Retype everything from the line containing "- right-icon-rail: [1863, 104, 1909, 728]" down to the line containing "- filters-scrollbar[interactable]: [1854, 366, 1858, 572]" exactly as it appears in the entries, including both of those lines.

Layout coordinate data >>
———
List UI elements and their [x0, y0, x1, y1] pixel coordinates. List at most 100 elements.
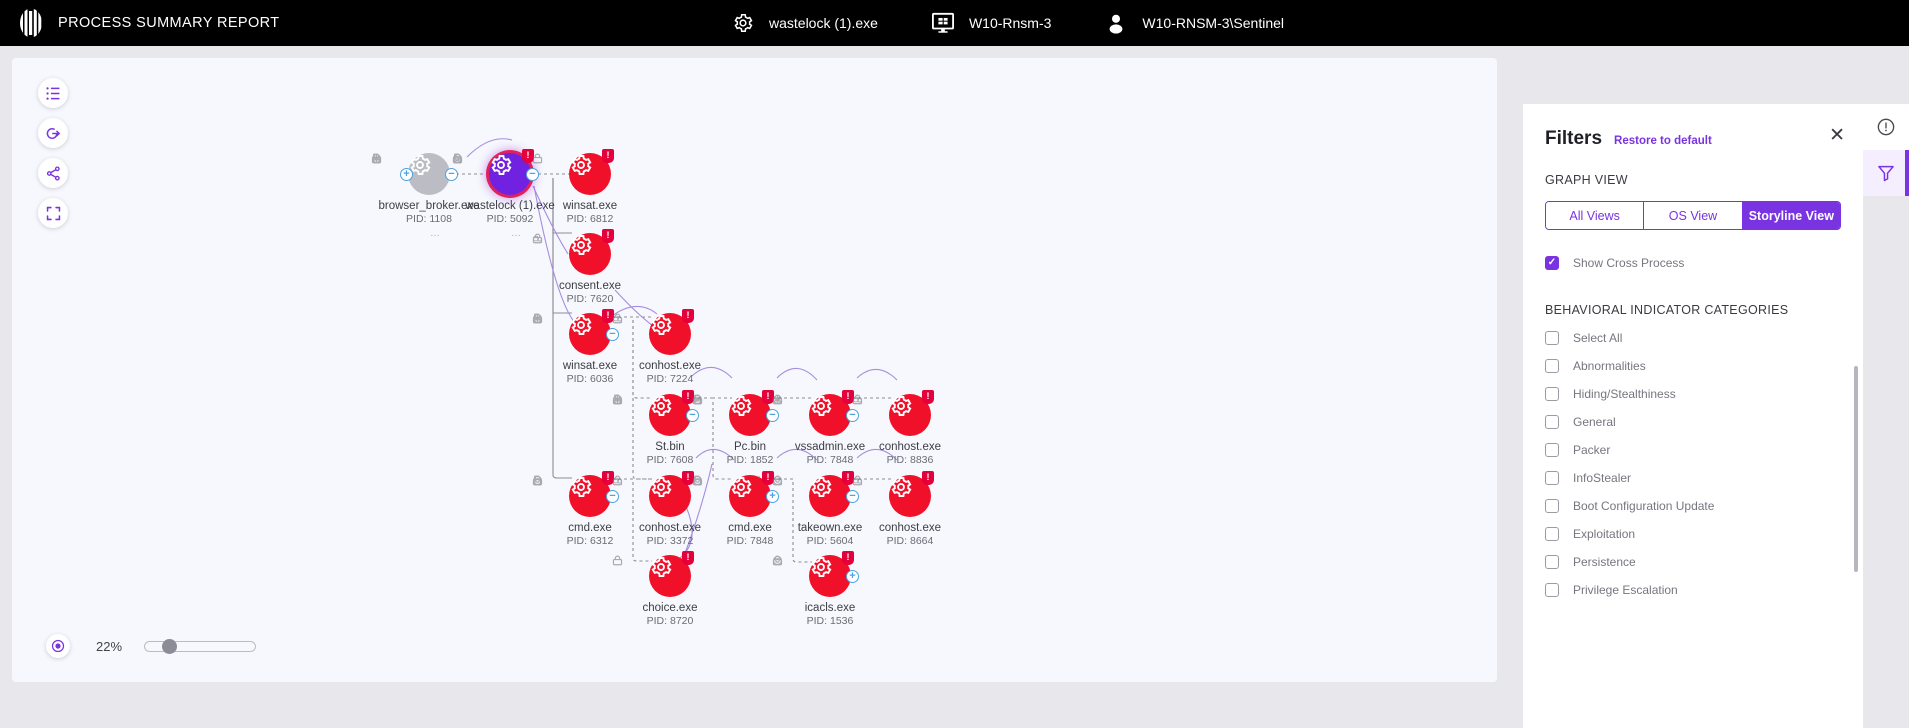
- right-icon-rail: [1863, 104, 1909, 728]
- gear-icon: [571, 155, 592, 175]
- process-node-conhost7224[interactable]: ! conhost.exe PID: 7224: [612, 309, 728, 388]
- category-checkbox[interactable]: [1545, 415, 1559, 429]
- node-pid: PID: 8664: [886, 535, 934, 547]
- category-label: Boot Configuration Update: [1573, 499, 1715, 513]
- page-title: PROCESS SUMMARY REPORT: [58, 15, 280, 31]
- category-checkbox[interactable]: [1545, 387, 1559, 401]
- node-pid: PID: 8836: [886, 454, 934, 466]
- topbar-context: wastelock (1).exe W10-Rnsm-3 W10-RNSM-3\…: [730, 0, 1284, 46]
- context-process-label: wastelock (1).exe: [769, 15, 878, 31]
- category-checkbox[interactable]: [1545, 331, 1559, 345]
- list-view-button[interactable]: [38, 78, 68, 108]
- show-cross-process-row[interactable]: Show Cross Process: [1545, 256, 1841, 270]
- node-bubble[interactable]: !: [649, 471, 694, 517]
- category-checkbox[interactable]: [1545, 443, 1559, 457]
- gear-icon: [730, 10, 756, 36]
- gear-icon: [571, 235, 592, 255]
- fullscreen-button[interactable]: [38, 198, 68, 228]
- category-checkbox[interactable]: [1545, 471, 1559, 485]
- category-row-packer[interactable]: Packer: [1545, 443, 1841, 457]
- view-option-all-views[interactable]: All Views: [1546, 202, 1645, 229]
- recenter-button[interactable]: [46, 634, 70, 658]
- gear-icon: [731, 477, 752, 497]
- process-node-winsat6812[interactable]: ! winsat.exe PID: 6812: [532, 149, 648, 228]
- show-cross-process-checkbox[interactable]: [1545, 256, 1559, 270]
- node-bubble[interactable]: ! −: [809, 471, 859, 517]
- reorient-button[interactable]: [38, 118, 68, 148]
- more-icon: …: [511, 228, 521, 239]
- more-icon: …: [430, 228, 440, 239]
- category-row-exploitation[interactable]: Exploitation: [1545, 527, 1841, 541]
- restore-to-default-link[interactable]: Restore to default: [1614, 135, 1712, 147]
- behavioral-indicator-categories-label: BEHAVIORAL INDICATOR CATEGORIES: [1545, 303, 1789, 317]
- filters-scrollbar[interactable]: [1854, 366, 1858, 572]
- view-option-storyline-view[interactable]: Storyline View: [1742, 202, 1840, 229]
- node-bubble[interactable]: + −: [400, 153, 458, 195]
- category-row-infostealer[interactable]: InfoStealer: [1545, 471, 1841, 485]
- node-bubble[interactable]: !: [569, 149, 614, 195]
- show-cross-process-label: Show Cross Process: [1573, 256, 1685, 270]
- node-pid: PID: 7224: [646, 373, 694, 385]
- sentinelone-logo-icon: [18, 8, 44, 38]
- node-process-name: conhost.exe: [638, 360, 701, 372]
- node-expand-left-button[interactable]: +: [400, 168, 413, 181]
- process-node-conhost8836[interactable]: ! conhost.exe PID: 8836: [852, 390, 968, 469]
- gear-icon: [811, 396, 832, 416]
- category-row-select-all[interactable]: Select All: [1545, 331, 1841, 345]
- process-node-consent[interactable]: ! consent.exe PID: 7620: [532, 229, 648, 308]
- category-checkbox[interactable]: [1545, 359, 1559, 373]
- zoom-control: 22%: [46, 634, 256, 658]
- category-checkbox[interactable]: [1545, 499, 1559, 513]
- node-bubble[interactable]: !: [889, 471, 934, 517]
- process-node-conhost8664[interactable]: ! conhost.exe PID: 8664: [852, 471, 968, 550]
- node-process-name: choice.exe: [642, 602, 698, 614]
- process-node-choice[interactable]: ! choice.exe PID: 8720: [612, 551, 728, 630]
- filters-title: Filters: [1545, 128, 1603, 149]
- context-user: W10-RNSM-3\Sentinel: [1103, 10, 1284, 36]
- node-bubble[interactable]: ! +: [729, 471, 779, 517]
- graph-toolbar: [38, 78, 68, 228]
- node-bubble[interactable]: ! −: [569, 309, 619, 355]
- process-graph-canvas[interactable]: 22% + − browser_broker.exe PID: 1108 … !…: [12, 58, 1497, 682]
- category-checkbox[interactable]: [1545, 583, 1559, 597]
- node-alert-badge: !: [922, 390, 934, 404]
- process-tree-graph[interactable]: + − browser_broker.exe PID: 1108 … ! − was…: [12, 58, 1497, 682]
- gear-icon: [651, 396, 672, 416]
- node-bubble[interactable]: !: [889, 390, 934, 436]
- graph-edges: [456, 138, 898, 563]
- filters-panel: Filters Restore to default ✕ GRAPH VIEW …: [1523, 104, 1863, 728]
- node-bubble[interactable]: !: [649, 551, 694, 597]
- close-icon[interactable]: ✕: [1829, 126, 1845, 145]
- filter-panel-button[interactable]: [1863, 150, 1909, 196]
- process-node-icacls[interactable]: ! + icacls.exe PID: 1536: [772, 551, 888, 630]
- node-bubble[interactable]: !: [649, 309, 694, 355]
- context-user-label: W10-RNSM-3\Sentinel: [1142, 15, 1285, 31]
- category-label: Privilege Escalation: [1573, 583, 1678, 597]
- filters-header: Filters Restore to default: [1545, 128, 1841, 150]
- category-row-general[interactable]: General: [1545, 415, 1841, 429]
- node-bubble[interactable]: !: [569, 229, 614, 275]
- share-button[interactable]: [38, 158, 68, 188]
- node-bubble[interactable]: ! −: [649, 390, 699, 436]
- user-icon: [1103, 10, 1129, 36]
- node-bubble[interactable]: ! +: [809, 551, 859, 597]
- node-bubble[interactable]: ! −: [489, 149, 539, 195]
- node-alert-badge: !: [602, 229, 614, 243]
- category-row-abnormalities[interactable]: Abnormalities: [1545, 359, 1841, 373]
- view-option-os-view[interactable]: OS View: [1644, 202, 1743, 229]
- category-row-persistence[interactable]: Persistence: [1545, 555, 1841, 569]
- zoom-slider-thumb[interactable]: [162, 638, 177, 654]
- gear-icon: [571, 315, 592, 335]
- zoom-slider[interactable]: [144, 638, 256, 654]
- node-bubble[interactable]: ! −: [809, 390, 859, 436]
- category-checkbox[interactable]: [1545, 527, 1559, 541]
- node-expand-right-button[interactable]: +: [846, 570, 859, 583]
- node-bubble[interactable]: ! −: [729, 390, 779, 436]
- node-bubble[interactable]: ! −: [569, 471, 619, 517]
- category-row-boot-configuration-update[interactable]: Boot Configuration Update: [1545, 499, 1841, 513]
- category-checkbox[interactable]: [1545, 555, 1559, 569]
- node-process-name: consent.exe: [558, 280, 621, 292]
- category-row-privilege-escalation[interactable]: Privilege Escalation: [1545, 583, 1841, 597]
- info-panel-button[interactable]: [1863, 104, 1909, 150]
- category-row-hiding-stealthiness[interactable]: Hiding/Stealthiness: [1545, 387, 1841, 401]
———
Exercise answer >>
- right-icon-rail: [1863, 104, 1909, 728]
- gear-icon: [571, 155, 592, 175]
- process-node-conhost7224[interactable]: ! conhost.exe PID: 7224: [612, 309, 728, 388]
- category-checkbox[interactable]: [1545, 415, 1559, 429]
- node-pid: PID: 8664: [886, 535, 934, 547]
- category-label: Boot Configuration Update: [1573, 499, 1715, 513]
- page-title: PROCESS SUMMARY REPORT: [58, 15, 280, 31]
- category-checkbox[interactable]: [1545, 387, 1559, 401]
- node-pid: PID: 8836: [886, 454, 934, 466]
- topbar-context: wastelock (1).exe W10-Rnsm-3 W10-RNSM-3\…: [730, 0, 1284, 46]
- context-process-label: wastelock (1).exe: [769, 15, 878, 31]
- category-checkbox[interactable]: [1545, 331, 1559, 345]
- list-view-button[interactable]: [38, 78, 68, 108]
- show-cross-process-row[interactable]: Show Cross Process: [1545, 256, 1841, 270]
- node-bubble[interactable]: !: [649, 471, 694, 517]
- category-checkbox[interactable]: [1545, 443, 1559, 457]
- gear-icon: [730, 10, 756, 36]
- gear-icon: [571, 235, 592, 255]
- fullscreen-button[interactable]: [38, 198, 68, 228]
- category-checkbox[interactable]: [1545, 471, 1559, 485]
- category-row-packer[interactable]: Packer: [1545, 443, 1841, 457]
- view-option-all-views[interactable]: All Views: [1546, 202, 1645, 229]
- recenter-button[interactable]: [46, 634, 70, 658]
- gear-icon: [731, 477, 752, 497]
- process-node-winsat6812[interactable]: ! winsat.exe PID: 6812: [532, 149, 648, 228]
- show-cross-process-checkbox[interactable]: [1545, 256, 1559, 270]
- node-bubble[interactable]: ! −: [809, 471, 859, 517]
- reorient-button[interactable]: [38, 118, 68, 148]
- more-icon: …: [511, 228, 521, 239]
- more-icon: …: [430, 228, 440, 239]
- category-row-exploitation[interactable]: Exploitation: [1545, 527, 1841, 541]
- restore-to-default-link[interactable]: Restore to default: [1614, 135, 1712, 147]
- behavioral-indicator-categories-label: BEHAVIORAL INDICATOR CATEGORIES: [1545, 303, 1789, 317]
- filters-scrollbar[interactable]: [1854, 366, 1858, 572]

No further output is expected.